Excerpt to read
*-*-*
Surgery is the most common treatment for ovarian cancer. The main goal of surgery is to remove the tumors and, if necessary, some surrounding tissue. The surgeon removes as much of the cancer as possible to attempt a cure. The surgeon may also remove tissue and have it examined. This helps to see how far the cancer has spread.


There are different types of surgery for ovarian cancer. The type of surgery you have depends mainly on these factors.

  • the type of ovarian cancer you have
  • whether the cancer is confined to your ovary or has spread
  • whether you plan to become pregnant
  • whether your general health is good

If your cancer was found at an early stage and has not spread, your surgeon may be able to leave your uterus and one ovary and fallopian tube intact. Then you may be able to have children. If you have both your ovaries and uterus removed, you will no longer be able to have children. You will enter sudden menopause if you have not already reached it. That means you will no longer have menstrual periods.
*-*-*
Record excerpts
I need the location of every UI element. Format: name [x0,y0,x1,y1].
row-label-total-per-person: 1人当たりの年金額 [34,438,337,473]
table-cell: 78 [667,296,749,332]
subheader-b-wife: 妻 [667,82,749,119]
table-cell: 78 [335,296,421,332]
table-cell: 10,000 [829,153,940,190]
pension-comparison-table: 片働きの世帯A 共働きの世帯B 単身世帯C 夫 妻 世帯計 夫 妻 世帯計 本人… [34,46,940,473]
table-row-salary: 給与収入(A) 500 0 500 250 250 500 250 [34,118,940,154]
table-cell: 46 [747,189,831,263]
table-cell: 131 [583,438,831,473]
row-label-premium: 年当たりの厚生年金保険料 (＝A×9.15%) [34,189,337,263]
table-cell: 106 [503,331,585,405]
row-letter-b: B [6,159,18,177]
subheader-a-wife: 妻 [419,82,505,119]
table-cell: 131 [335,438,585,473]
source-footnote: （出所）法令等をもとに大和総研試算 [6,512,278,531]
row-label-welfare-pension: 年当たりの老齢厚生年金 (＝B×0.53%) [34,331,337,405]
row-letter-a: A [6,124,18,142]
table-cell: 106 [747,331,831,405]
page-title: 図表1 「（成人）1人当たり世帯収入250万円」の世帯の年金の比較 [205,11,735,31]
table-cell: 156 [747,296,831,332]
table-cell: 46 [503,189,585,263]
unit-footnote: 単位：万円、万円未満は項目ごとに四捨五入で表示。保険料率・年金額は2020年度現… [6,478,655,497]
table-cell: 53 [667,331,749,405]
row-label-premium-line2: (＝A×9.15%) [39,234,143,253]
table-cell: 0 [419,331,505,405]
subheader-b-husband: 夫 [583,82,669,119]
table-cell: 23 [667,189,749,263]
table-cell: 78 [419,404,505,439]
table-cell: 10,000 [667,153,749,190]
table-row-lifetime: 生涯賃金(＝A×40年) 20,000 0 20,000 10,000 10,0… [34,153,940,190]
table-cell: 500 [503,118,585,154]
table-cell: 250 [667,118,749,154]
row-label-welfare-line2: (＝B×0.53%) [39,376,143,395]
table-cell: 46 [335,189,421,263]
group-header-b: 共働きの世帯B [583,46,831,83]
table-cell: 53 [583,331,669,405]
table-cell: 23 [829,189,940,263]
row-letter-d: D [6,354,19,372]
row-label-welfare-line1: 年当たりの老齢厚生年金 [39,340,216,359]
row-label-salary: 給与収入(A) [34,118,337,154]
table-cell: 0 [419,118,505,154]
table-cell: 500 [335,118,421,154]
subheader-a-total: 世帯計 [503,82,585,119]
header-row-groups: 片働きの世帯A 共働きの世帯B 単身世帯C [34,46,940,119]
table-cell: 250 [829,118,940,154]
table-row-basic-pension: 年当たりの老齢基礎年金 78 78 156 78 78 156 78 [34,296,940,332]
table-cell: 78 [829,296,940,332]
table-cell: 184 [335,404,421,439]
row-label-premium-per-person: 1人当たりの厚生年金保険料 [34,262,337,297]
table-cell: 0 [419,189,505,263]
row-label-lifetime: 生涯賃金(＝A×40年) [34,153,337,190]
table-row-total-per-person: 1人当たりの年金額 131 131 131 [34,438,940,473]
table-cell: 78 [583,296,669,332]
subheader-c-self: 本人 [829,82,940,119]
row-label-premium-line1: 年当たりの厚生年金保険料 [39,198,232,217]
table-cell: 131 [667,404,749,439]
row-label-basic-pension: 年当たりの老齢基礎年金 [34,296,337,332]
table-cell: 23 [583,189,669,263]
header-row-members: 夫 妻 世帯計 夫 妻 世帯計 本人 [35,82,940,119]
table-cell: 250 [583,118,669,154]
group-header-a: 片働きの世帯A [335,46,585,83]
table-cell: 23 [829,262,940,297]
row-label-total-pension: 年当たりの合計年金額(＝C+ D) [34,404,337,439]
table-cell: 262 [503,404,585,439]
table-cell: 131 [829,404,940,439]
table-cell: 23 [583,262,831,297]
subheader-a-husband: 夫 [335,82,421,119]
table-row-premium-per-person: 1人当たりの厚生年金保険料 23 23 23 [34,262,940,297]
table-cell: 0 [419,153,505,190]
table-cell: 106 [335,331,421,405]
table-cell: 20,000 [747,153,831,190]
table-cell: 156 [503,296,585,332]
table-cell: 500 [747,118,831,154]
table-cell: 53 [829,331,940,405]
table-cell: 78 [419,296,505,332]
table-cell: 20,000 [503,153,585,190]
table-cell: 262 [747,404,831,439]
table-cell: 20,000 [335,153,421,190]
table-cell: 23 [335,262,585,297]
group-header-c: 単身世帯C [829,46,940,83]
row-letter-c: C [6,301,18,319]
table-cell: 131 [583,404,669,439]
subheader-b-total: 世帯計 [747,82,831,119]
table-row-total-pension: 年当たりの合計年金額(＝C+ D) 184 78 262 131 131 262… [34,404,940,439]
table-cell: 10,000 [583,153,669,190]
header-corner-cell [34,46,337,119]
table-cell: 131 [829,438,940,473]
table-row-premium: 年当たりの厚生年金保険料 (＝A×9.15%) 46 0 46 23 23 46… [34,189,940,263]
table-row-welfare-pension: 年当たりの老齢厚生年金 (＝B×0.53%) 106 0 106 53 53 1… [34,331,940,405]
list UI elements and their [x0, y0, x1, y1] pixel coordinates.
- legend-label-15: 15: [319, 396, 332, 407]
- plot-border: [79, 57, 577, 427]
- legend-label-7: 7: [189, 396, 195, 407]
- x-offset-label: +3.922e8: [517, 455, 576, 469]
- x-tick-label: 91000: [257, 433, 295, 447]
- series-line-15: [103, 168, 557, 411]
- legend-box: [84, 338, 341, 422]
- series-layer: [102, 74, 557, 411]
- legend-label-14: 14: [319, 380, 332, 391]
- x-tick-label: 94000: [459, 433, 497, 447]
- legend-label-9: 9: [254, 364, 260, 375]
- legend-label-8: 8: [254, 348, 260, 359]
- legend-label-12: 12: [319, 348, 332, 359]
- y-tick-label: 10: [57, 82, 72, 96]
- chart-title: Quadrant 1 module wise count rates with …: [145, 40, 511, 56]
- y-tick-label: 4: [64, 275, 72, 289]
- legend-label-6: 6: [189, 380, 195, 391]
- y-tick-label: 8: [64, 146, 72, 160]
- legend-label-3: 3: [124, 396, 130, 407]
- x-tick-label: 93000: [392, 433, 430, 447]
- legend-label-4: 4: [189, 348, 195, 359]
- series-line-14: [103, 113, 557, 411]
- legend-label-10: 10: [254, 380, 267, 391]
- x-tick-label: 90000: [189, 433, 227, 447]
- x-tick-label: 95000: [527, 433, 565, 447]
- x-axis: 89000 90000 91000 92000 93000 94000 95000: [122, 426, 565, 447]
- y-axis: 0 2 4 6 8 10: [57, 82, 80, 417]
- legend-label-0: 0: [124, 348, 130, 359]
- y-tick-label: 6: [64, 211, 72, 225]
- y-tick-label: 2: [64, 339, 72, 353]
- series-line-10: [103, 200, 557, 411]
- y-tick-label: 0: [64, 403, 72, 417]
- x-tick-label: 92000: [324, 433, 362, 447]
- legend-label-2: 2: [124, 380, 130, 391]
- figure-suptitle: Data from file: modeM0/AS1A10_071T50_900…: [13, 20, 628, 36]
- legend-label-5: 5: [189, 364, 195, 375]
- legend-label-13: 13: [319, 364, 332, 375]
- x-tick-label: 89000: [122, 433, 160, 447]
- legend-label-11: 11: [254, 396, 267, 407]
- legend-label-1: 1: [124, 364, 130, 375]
*-*-*
Your task
Please reproduce the passage on surgery for ovarian cancer above, starting with "If your cancer" and going on through "have menstrual periods.".

Written answer
If your cancer was found at an early stage and has not spread, your surgeon may be able to leave your uterus and one ovary and fallopian tube intact. Then you may be able to have children. If you have both your ovaries and uterus removed, you will no longer be able to have children. You will enter sudden menopause if you have not already reached it. That means you will no longer have menstrual periods.